**WRITTEN TASK:**
Copy out each line of the material below that holds the string "FinnProstate".

**RECORD EXCERPTS:**
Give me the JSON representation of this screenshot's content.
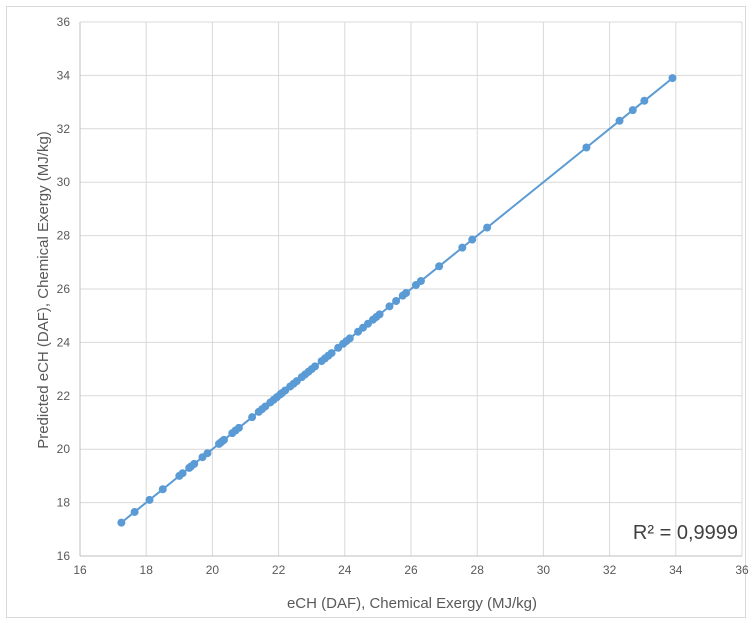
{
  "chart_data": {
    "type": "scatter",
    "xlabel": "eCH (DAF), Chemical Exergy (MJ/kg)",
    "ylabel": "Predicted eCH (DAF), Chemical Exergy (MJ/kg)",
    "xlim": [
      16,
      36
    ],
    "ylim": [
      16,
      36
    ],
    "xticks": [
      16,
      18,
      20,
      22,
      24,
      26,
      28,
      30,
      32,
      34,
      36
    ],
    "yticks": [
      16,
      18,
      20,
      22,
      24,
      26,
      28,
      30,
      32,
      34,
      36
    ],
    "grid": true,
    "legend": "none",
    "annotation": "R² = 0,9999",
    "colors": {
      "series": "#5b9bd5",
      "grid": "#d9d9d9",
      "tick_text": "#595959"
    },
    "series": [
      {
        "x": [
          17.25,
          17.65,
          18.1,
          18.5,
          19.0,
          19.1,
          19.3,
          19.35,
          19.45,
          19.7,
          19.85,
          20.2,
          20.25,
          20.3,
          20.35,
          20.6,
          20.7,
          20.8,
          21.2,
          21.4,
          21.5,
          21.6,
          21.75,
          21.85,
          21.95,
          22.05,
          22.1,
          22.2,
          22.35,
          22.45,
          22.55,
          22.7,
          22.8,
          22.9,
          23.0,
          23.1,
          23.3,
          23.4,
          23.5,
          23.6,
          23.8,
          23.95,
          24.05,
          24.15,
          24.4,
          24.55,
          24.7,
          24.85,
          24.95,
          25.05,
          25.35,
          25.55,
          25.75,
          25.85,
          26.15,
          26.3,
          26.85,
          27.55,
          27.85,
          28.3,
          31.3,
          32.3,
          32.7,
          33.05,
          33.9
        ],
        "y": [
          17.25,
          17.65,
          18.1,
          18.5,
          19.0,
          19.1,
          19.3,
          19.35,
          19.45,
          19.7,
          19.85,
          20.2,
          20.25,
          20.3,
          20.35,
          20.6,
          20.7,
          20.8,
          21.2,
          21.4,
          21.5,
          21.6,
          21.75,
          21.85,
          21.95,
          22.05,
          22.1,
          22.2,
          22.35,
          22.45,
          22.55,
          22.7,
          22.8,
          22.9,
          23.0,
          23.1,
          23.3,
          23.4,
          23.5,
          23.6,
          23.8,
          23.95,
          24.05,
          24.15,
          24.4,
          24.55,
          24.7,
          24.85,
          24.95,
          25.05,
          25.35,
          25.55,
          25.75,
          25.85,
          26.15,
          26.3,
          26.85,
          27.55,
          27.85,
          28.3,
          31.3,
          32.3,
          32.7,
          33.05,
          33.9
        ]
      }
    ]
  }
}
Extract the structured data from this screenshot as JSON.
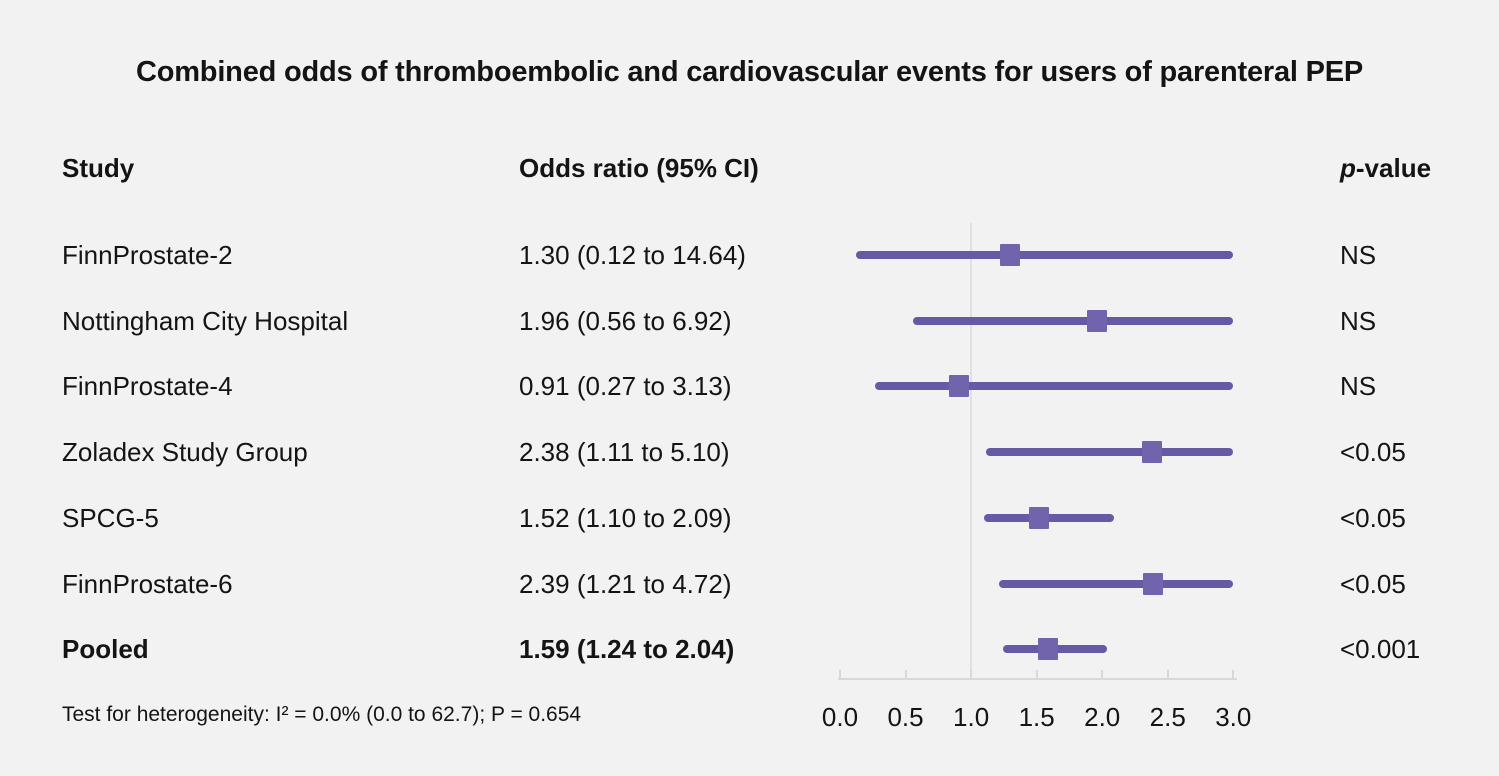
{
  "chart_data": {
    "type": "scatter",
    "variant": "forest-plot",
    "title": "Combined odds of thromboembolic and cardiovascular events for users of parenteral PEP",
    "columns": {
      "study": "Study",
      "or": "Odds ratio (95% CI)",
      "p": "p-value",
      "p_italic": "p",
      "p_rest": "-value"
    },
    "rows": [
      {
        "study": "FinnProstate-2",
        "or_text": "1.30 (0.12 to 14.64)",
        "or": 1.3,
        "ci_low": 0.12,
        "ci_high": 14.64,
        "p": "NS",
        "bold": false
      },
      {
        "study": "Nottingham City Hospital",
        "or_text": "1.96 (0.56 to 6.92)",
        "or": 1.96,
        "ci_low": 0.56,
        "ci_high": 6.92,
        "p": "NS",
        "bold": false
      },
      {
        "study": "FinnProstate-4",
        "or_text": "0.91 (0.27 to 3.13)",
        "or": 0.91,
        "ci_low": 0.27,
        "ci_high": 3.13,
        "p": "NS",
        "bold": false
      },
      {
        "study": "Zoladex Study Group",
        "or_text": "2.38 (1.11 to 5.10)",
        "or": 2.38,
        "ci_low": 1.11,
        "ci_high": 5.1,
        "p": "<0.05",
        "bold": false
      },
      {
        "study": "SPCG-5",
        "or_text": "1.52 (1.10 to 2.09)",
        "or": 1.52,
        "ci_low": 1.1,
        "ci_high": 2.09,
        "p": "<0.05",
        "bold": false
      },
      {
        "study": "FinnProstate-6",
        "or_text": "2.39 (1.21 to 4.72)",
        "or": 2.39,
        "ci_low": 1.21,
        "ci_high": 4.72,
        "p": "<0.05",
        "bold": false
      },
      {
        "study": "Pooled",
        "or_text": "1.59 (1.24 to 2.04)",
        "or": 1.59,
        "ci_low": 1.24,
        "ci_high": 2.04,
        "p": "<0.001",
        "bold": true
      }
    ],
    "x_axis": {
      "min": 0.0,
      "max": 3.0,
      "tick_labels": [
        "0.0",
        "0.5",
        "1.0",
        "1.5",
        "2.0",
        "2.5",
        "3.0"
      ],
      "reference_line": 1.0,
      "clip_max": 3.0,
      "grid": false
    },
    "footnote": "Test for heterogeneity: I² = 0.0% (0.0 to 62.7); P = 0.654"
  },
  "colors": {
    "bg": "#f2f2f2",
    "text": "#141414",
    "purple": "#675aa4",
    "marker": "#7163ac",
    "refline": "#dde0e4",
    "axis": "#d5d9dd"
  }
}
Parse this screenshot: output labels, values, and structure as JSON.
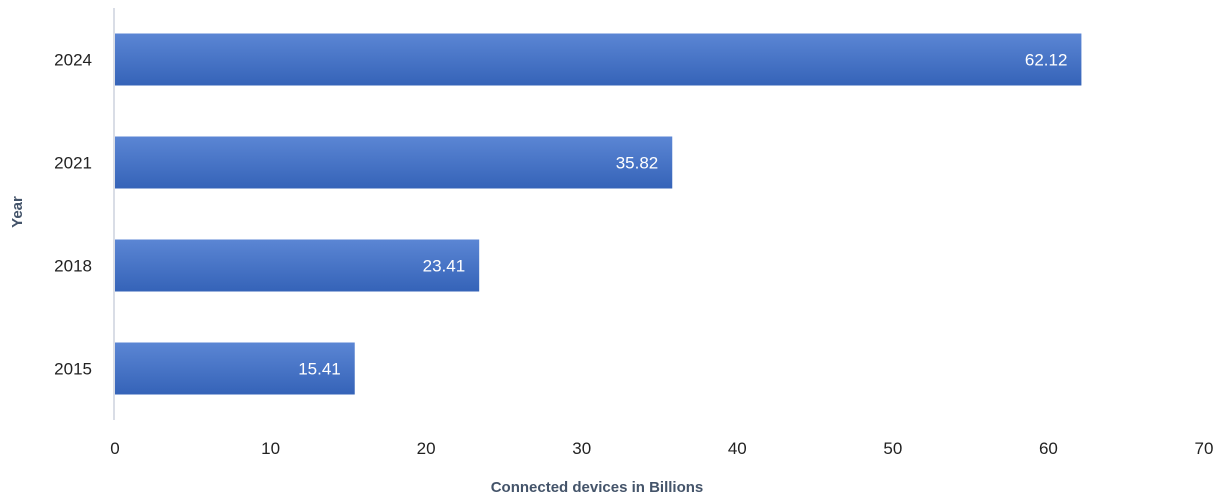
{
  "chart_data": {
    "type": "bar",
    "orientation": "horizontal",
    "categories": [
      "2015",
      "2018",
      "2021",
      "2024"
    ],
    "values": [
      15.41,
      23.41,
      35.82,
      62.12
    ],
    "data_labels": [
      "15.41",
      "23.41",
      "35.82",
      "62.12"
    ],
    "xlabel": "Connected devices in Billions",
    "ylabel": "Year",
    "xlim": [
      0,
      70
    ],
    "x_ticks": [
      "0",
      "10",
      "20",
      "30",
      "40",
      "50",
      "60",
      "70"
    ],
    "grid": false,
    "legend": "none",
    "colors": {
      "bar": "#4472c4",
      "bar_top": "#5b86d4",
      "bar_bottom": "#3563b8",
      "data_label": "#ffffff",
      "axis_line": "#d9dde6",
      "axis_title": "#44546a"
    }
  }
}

**RESULT OF THE TASK:**
        "study": "FinnProstate-2",
        "study": "FinnProstate-4",
        "study": "FinnProstate-6",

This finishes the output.